Given problem →
Scan the entries below and extract each line with the word "управления" in it.

-- Begin --

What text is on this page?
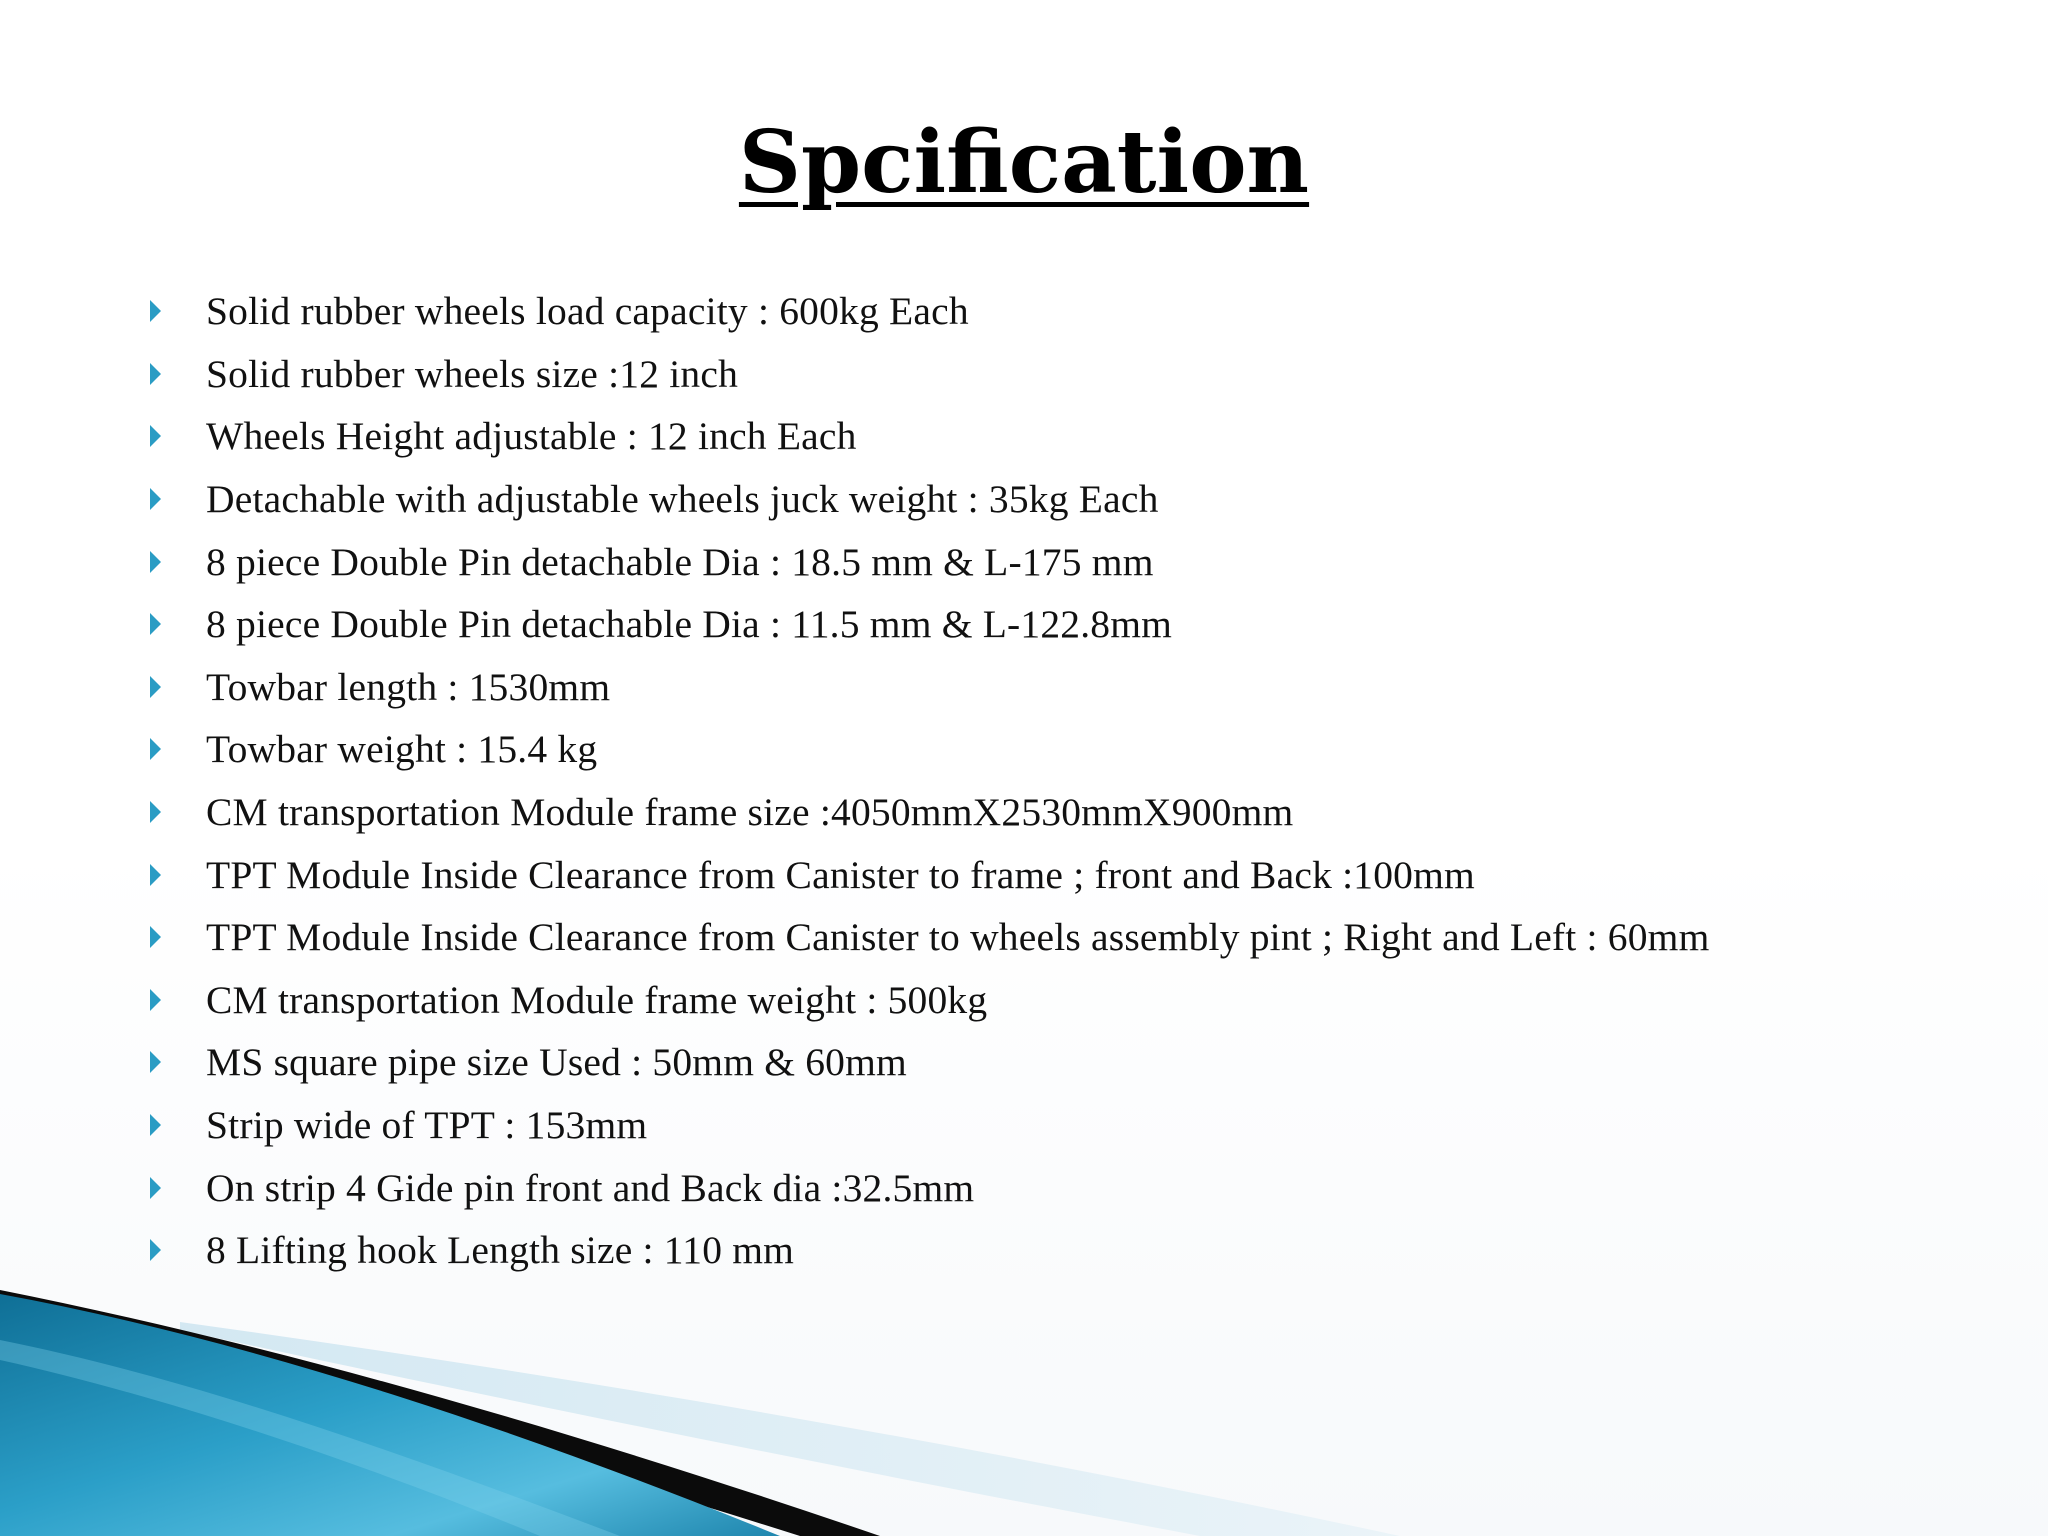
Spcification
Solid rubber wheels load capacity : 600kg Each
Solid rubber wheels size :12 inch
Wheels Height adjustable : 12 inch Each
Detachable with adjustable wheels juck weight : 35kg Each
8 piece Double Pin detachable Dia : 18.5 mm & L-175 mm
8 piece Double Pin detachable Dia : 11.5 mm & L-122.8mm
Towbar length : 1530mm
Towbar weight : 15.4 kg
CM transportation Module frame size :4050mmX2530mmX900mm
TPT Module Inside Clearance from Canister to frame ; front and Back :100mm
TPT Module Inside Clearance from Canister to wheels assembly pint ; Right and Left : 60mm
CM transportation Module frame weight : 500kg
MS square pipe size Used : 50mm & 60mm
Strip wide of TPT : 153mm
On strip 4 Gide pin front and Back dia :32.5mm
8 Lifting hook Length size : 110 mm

-- End --
-- Begin --

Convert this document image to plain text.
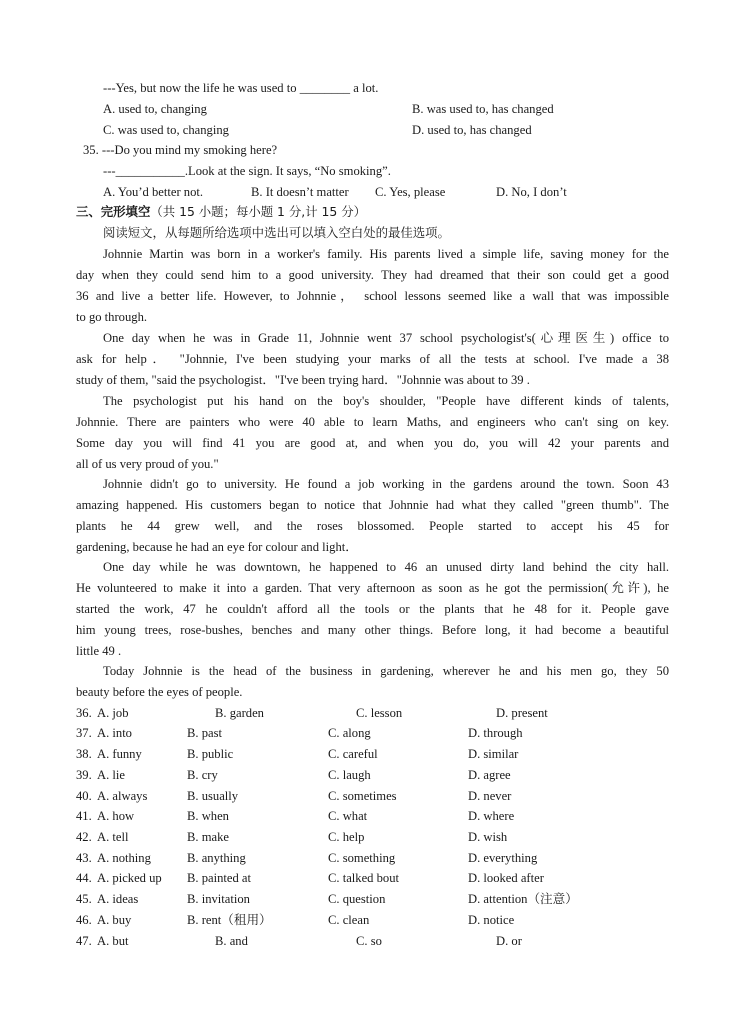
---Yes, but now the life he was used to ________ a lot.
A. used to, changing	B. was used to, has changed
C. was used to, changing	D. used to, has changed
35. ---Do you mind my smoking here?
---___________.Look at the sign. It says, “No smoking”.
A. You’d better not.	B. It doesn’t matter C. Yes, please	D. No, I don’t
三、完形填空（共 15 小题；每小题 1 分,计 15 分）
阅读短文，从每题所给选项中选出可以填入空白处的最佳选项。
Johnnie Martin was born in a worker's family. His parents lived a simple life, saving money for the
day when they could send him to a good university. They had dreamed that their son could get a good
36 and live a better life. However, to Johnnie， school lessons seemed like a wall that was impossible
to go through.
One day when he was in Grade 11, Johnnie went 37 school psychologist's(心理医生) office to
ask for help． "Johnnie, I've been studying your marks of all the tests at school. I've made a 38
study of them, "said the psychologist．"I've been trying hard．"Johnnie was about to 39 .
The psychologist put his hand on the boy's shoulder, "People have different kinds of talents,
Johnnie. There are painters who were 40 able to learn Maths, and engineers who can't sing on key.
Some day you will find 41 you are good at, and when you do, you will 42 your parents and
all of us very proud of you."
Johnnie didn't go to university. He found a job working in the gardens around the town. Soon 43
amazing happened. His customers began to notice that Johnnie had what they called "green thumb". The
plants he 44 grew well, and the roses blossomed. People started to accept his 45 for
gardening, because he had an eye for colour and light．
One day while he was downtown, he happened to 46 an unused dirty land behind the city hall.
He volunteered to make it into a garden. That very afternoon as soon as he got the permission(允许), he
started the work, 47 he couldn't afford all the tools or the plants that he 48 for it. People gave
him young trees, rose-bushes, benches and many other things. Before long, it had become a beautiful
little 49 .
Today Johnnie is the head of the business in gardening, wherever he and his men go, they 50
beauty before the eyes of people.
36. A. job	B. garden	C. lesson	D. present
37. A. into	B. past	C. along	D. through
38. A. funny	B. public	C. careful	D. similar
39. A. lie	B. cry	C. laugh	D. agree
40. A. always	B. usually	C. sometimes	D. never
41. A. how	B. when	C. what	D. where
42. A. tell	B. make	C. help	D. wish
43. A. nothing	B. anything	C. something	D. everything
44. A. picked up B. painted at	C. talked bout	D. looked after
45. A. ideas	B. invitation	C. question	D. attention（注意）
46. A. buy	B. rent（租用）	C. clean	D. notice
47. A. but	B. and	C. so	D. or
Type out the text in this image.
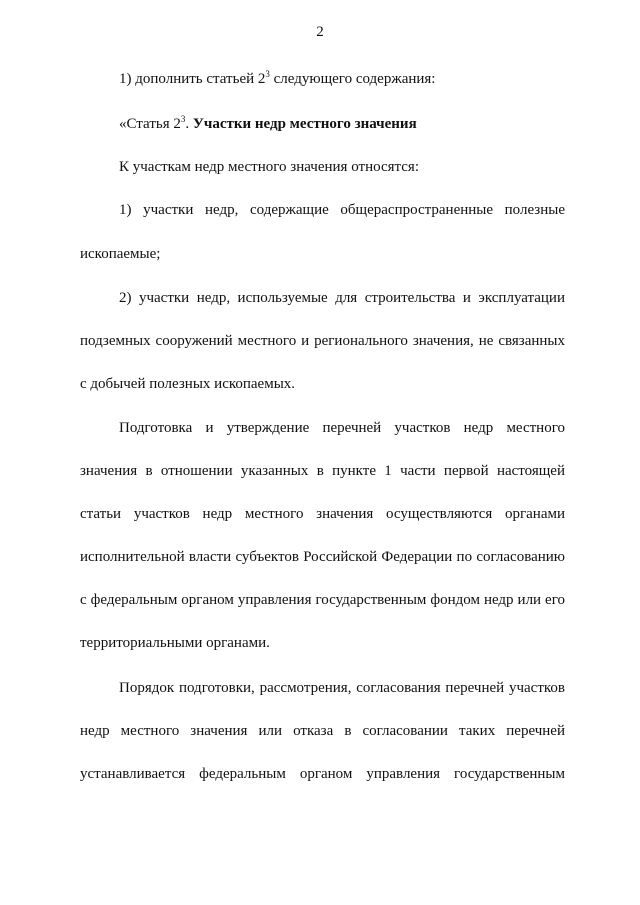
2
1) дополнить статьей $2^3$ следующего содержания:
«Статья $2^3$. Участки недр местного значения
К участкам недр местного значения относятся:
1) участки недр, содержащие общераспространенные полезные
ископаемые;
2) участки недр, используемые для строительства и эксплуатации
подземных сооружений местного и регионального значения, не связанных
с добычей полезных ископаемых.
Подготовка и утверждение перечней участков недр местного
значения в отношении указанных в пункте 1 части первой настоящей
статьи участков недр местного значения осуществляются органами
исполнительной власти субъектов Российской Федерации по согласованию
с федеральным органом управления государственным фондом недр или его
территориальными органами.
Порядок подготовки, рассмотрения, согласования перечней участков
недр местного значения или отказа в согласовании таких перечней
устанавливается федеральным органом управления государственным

-- End --

Result of this exercise →
с федеральным органом управления государственным фондом недр или его
устанавливается федеральным органом управления государственным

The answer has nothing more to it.